(EXTRACTED RECORDS):
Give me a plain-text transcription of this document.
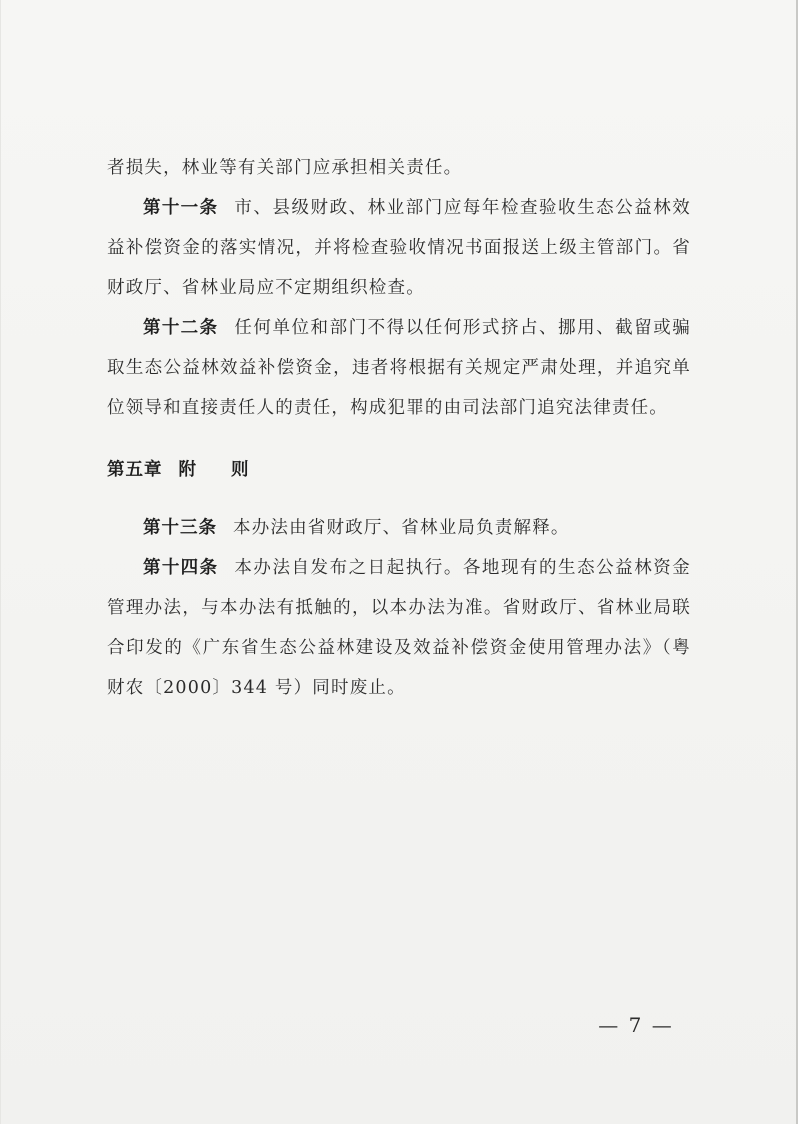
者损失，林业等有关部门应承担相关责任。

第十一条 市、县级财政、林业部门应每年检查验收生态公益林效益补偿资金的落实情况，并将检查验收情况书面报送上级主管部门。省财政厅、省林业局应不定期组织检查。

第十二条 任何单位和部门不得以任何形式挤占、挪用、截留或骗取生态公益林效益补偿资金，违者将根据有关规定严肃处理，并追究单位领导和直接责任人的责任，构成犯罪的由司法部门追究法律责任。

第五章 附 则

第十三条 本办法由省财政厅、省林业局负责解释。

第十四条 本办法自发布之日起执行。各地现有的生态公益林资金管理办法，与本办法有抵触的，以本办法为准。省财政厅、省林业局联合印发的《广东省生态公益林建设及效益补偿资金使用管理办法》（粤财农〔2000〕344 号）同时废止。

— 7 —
...
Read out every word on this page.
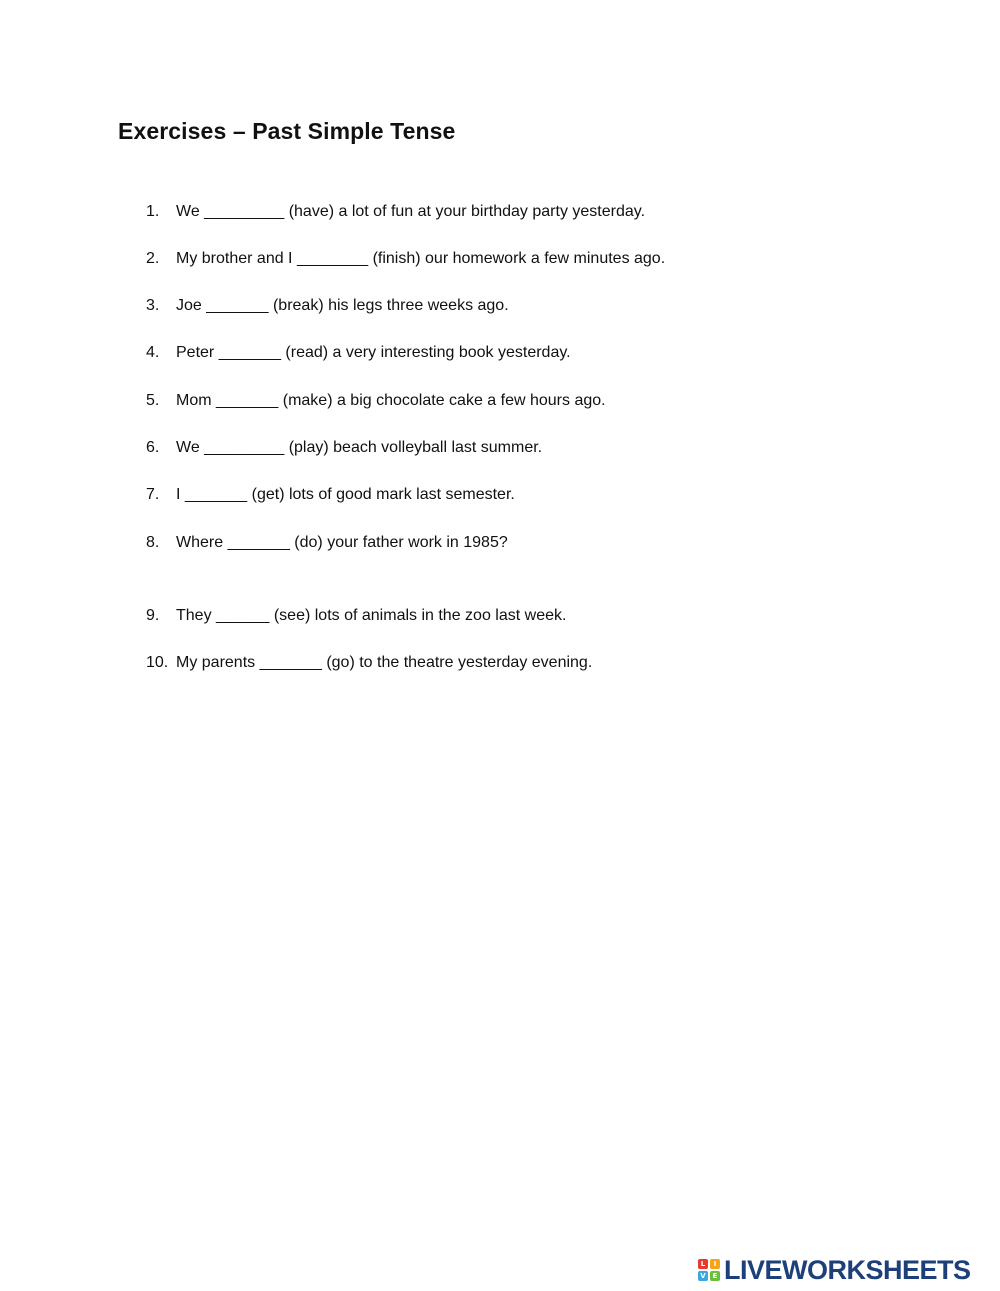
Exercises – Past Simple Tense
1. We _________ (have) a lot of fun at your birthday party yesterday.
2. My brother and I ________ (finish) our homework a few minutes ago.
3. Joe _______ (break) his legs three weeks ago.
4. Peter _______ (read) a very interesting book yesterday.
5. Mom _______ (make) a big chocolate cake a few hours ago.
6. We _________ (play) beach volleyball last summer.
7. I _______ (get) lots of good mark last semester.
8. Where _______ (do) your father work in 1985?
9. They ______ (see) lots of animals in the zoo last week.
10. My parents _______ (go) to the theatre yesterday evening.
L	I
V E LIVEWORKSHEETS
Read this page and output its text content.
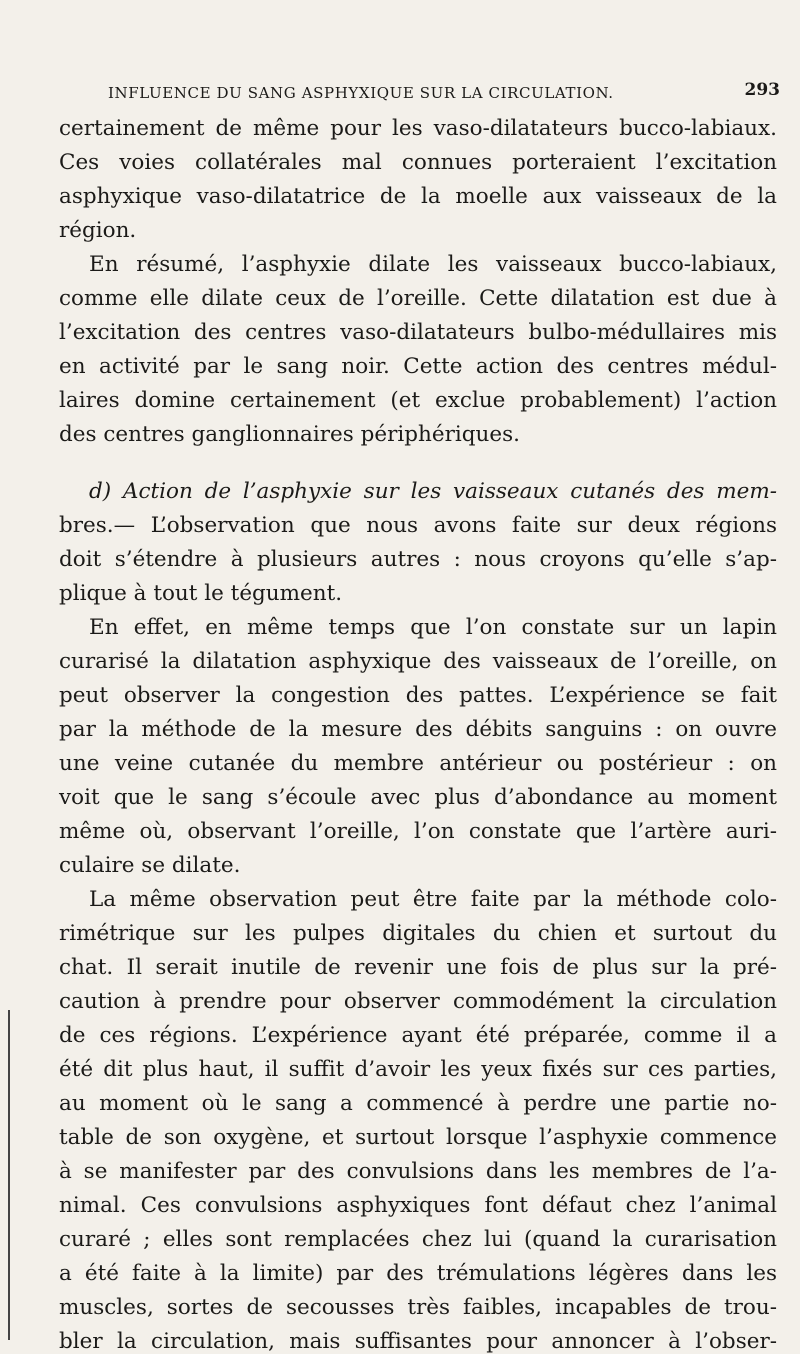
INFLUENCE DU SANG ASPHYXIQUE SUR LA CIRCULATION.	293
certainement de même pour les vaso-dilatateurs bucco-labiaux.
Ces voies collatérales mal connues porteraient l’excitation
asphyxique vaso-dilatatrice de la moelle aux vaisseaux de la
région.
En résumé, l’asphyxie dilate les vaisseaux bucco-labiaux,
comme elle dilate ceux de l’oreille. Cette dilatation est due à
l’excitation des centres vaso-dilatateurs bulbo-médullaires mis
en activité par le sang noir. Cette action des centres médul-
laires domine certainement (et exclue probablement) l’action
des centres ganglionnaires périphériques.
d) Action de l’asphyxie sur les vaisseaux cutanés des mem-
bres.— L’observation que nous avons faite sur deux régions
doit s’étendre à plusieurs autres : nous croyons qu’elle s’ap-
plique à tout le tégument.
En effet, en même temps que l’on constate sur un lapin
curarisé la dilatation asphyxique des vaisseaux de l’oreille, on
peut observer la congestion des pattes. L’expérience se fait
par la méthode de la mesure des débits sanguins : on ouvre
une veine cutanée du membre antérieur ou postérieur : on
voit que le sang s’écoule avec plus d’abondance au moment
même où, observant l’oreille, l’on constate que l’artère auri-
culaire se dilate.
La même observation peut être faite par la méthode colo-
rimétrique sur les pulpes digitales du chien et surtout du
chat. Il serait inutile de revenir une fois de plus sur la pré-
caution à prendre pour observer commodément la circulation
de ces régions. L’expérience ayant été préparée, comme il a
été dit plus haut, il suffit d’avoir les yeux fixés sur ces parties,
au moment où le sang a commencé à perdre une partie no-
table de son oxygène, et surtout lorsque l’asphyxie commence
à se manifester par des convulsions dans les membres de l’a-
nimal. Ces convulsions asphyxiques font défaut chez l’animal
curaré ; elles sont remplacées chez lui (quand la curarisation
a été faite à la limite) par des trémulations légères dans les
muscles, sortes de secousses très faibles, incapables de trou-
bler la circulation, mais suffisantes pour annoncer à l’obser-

(TASK STATEMENT):
Tally the lines of the preceding listing in which the word "lots" appears; state nothing but the total.

(WORKED SOLUTION):
2